» TASK DETAILS
Find every line of the listing below where "Ions" appears, and copy it.

(Stored data)
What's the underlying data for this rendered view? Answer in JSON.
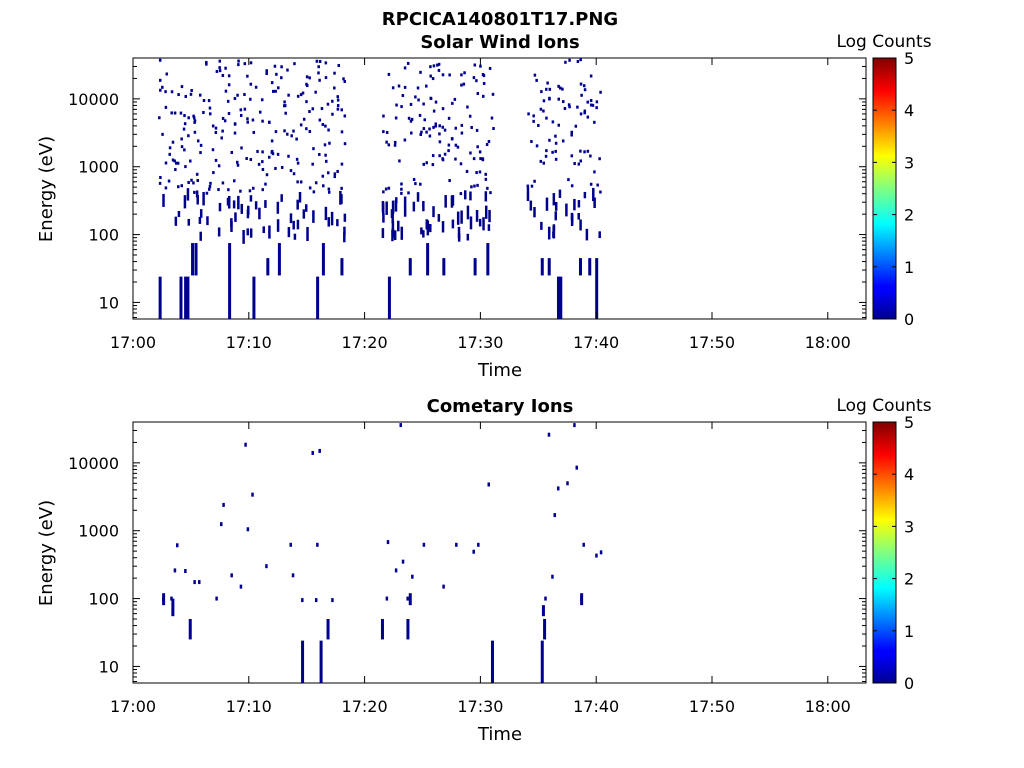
{
  "figure_title": "RPCICA140801T17.PNG",
  "chart_data": [
    {
      "type": "heatmap",
      "title": "Solar Wind Ions",
      "xlabel": "Time",
      "ylabel": "Energy (eV)",
      "x_ticks": [
        "17:00",
        "17:10",
        "17:20",
        "17:30",
        "17:40",
        "17:50",
        "18:00"
      ],
      "x_tick_minutes": [
        0,
        10,
        20,
        30,
        40,
        50,
        60
      ],
      "xlim_minutes": [
        0,
        63.3
      ],
      "y_scale": "log",
      "ylim": [
        5.7,
        40000
      ],
      "y_ticks": [
        10,
        100,
        1000,
        10000
      ],
      "y_tick_labels": [
        "10",
        "100",
        "1000",
        "10000"
      ],
      "colorbar": {
        "label": "Log Counts",
        "range": [
          0,
          5
        ],
        "ticks": [
          "0",
          "1",
          "2",
          "3",
          "4",
          "5"
        ],
        "colormap": "jet"
      },
      "cell_color_log_counts": 0,
      "cell_color": "#00008f",
      "active_intervals_minutes": [
        [
          2.3,
          18.3
        ],
        [
          21.6,
          31.1
        ],
        [
          34.1,
          40.4
        ]
      ],
      "streaks": [
        {
          "t": 2.3,
          "e_low": 5.7,
          "e_high": 24
        },
        {
          "t": 4.1,
          "e_low": 5.7,
          "e_high": 24
        },
        {
          "t": 4.5,
          "e_low": 5.7,
          "e_high": 24
        },
        {
          "t": 4.7,
          "e_low": 5.7,
          "e_high": 24
        },
        {
          "t": 5.1,
          "e_low": 25,
          "e_high": 75
        },
        {
          "t": 5.4,
          "e_low": 25,
          "e_high": 75
        },
        {
          "t": 8.3,
          "e_low": 5.7,
          "e_high": 75
        },
        {
          "t": 10.4,
          "e_low": 5.7,
          "e_high": 24
        },
        {
          "t": 11.6,
          "e_low": 25,
          "e_high": 45
        },
        {
          "t": 12.6,
          "e_low": 25,
          "e_high": 75
        },
        {
          "t": 15.9,
          "e_low": 5.7,
          "e_high": 24
        },
        {
          "t": 16.4,
          "e_low": 25,
          "e_high": 75
        },
        {
          "t": 18.0,
          "e_low": 25,
          "e_high": 45
        },
        {
          "t": 22.1,
          "e_low": 5.7,
          "e_high": 24
        },
        {
          "t": 23.9,
          "e_low": 25,
          "e_high": 45
        },
        {
          "t": 25.4,
          "e_low": 25,
          "e_high": 75
        },
        {
          "t": 26.8,
          "e_low": 25,
          "e_high": 45
        },
        {
          "t": 29.5,
          "e_low": 25,
          "e_high": 45
        },
        {
          "t": 30.6,
          "e_low": 25,
          "e_high": 75
        },
        {
          "t": 35.3,
          "e_low": 25,
          "e_high": 45
        },
        {
          "t": 35.9,
          "e_low": 25,
          "e_high": 45
        },
        {
          "t": 36.7,
          "e_low": 5.7,
          "e_high": 24
        },
        {
          "t": 36.9,
          "e_low": 5.7,
          "e_high": 24
        },
        {
          "t": 38.6,
          "e_low": 25,
          "e_high": 45
        },
        {
          "t": 39.4,
          "e_low": 25,
          "e_high": 45
        },
        {
          "t": 40.0,
          "e_low": 5.7,
          "e_high": 45
        }
      ]
    },
    {
      "type": "heatmap",
      "title": "Cometary Ions",
      "xlabel": "Time",
      "ylabel": "Energy (eV)",
      "x_ticks": [
        "17:00",
        "17:10",
        "17:20",
        "17:30",
        "17:40",
        "17:50",
        "18:00"
      ],
      "x_tick_minutes": [
        0,
        10,
        20,
        30,
        40,
        50,
        60
      ],
      "xlim_minutes": [
        0,
        63.3
      ],
      "y_scale": "log",
      "ylim": [
        5.7,
        40000
      ],
      "y_ticks": [
        10,
        100,
        1000,
        10000
      ],
      "y_tick_labels": [
        "10",
        "100",
        "1000",
        "10000"
      ],
      "colorbar": {
        "label": "Log Counts",
        "range": [
          0,
          5
        ],
        "ticks": [
          "0",
          "1",
          "2",
          "3",
          "4",
          "5"
        ],
        "colormap": "jet"
      },
      "cell_color_log_counts": 0,
      "cell_color": "#00008f",
      "points": [
        {
          "t": 2.6,
          "e": 95
        },
        {
          "t": 3.3,
          "e": 100
        },
        {
          "t": 3.6,
          "e": 260
        },
        {
          "t": 3.8,
          "e": 610
        },
        {
          "t": 4.5,
          "e": 255
        },
        {
          "t": 5.3,
          "e": 175
        },
        {
          "t": 5.7,
          "e": 175
        },
        {
          "t": 7.2,
          "e": 100
        },
        {
          "t": 7.6,
          "e": 1250
        },
        {
          "t": 7.8,
          "e": 2400
        },
        {
          "t": 8.5,
          "e": 220
        },
        {
          "t": 9.3,
          "e": 150
        },
        {
          "t": 9.7,
          "e": 18500
        },
        {
          "t": 9.9,
          "e": 1050
        },
        {
          "t": 10.3,
          "e": 3400
        },
        {
          "t": 11.5,
          "e": 300
        },
        {
          "t": 13.6,
          "e": 620
        },
        {
          "t": 13.8,
          "e": 220
        },
        {
          "t": 14.6,
          "e": 95
        },
        {
          "t": 15.5,
          "e": 14000
        },
        {
          "t": 16.1,
          "e": 15000
        },
        {
          "t": 15.9,
          "e": 620
        },
        {
          "t": 15.8,
          "e": 95
        },
        {
          "t": 17.2,
          "e": 95
        },
        {
          "t": 21.9,
          "e": 100
        },
        {
          "t": 22.0,
          "e": 680
        },
        {
          "t": 22.7,
          "e": 260
        },
        {
          "t": 23.1,
          "e": 36000
        },
        {
          "t": 23.3,
          "e": 350
        },
        {
          "t": 23.7,
          "e": 100
        },
        {
          "t": 24.1,
          "e": 210
        },
        {
          "t": 25.1,
          "e": 620
        },
        {
          "t": 26.8,
          "e": 150
        },
        {
          "t": 27.9,
          "e": 620
        },
        {
          "t": 29.4,
          "e": 490
        },
        {
          "t": 29.8,
          "e": 620
        },
        {
          "t": 30.7,
          "e": 4800
        },
        {
          "t": 35.6,
          "e": 100
        },
        {
          "t": 35.9,
          "e": 26000
        },
        {
          "t": 36.2,
          "e": 210
        },
        {
          "t": 36.4,
          "e": 1700
        },
        {
          "t": 36.7,
          "e": 4200
        },
        {
          "t": 37.5,
          "e": 5000
        },
        {
          "t": 38.1,
          "e": 36000
        },
        {
          "t": 38.3,
          "e": 8500
        },
        {
          "t": 38.7,
          "e": 100
        },
        {
          "t": 38.9,
          "e": 620
        },
        {
          "t": 40.0,
          "e": 430
        },
        {
          "t": 40.4,
          "e": 480
        }
      ],
      "streaks": [
        {
          "t": 2.6,
          "e_low": 80,
          "e_high": 120
        },
        {
          "t": 3.4,
          "e_low": 55,
          "e_high": 100
        },
        {
          "t": 4.9,
          "e_low": 25,
          "e_high": 50
        },
        {
          "t": 14.6,
          "e_low": 5.7,
          "e_high": 24
        },
        {
          "t": 16.2,
          "e_low": 5.7,
          "e_high": 24
        },
        {
          "t": 16.8,
          "e_low": 25,
          "e_high": 50
        },
        {
          "t": 21.5,
          "e_low": 25,
          "e_high": 50
        },
        {
          "t": 23.7,
          "e_low": 25,
          "e_high": 50
        },
        {
          "t": 23.9,
          "e_low": 80,
          "e_high": 120
        },
        {
          "t": 31.0,
          "e_low": 5.7,
          "e_high": 24
        },
        {
          "t": 35.3,
          "e_low": 5.7,
          "e_high": 24
        },
        {
          "t": 35.5,
          "e_low": 25,
          "e_high": 50
        },
        {
          "t": 35.4,
          "e_low": 55,
          "e_high": 80
        },
        {
          "t": 38.7,
          "e_low": 80,
          "e_high": 120
        }
      ]
    }
  ]
}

» TASK RESPONSE
      "title": "Solar Wind Ions",
      "title": "Cometary Ions",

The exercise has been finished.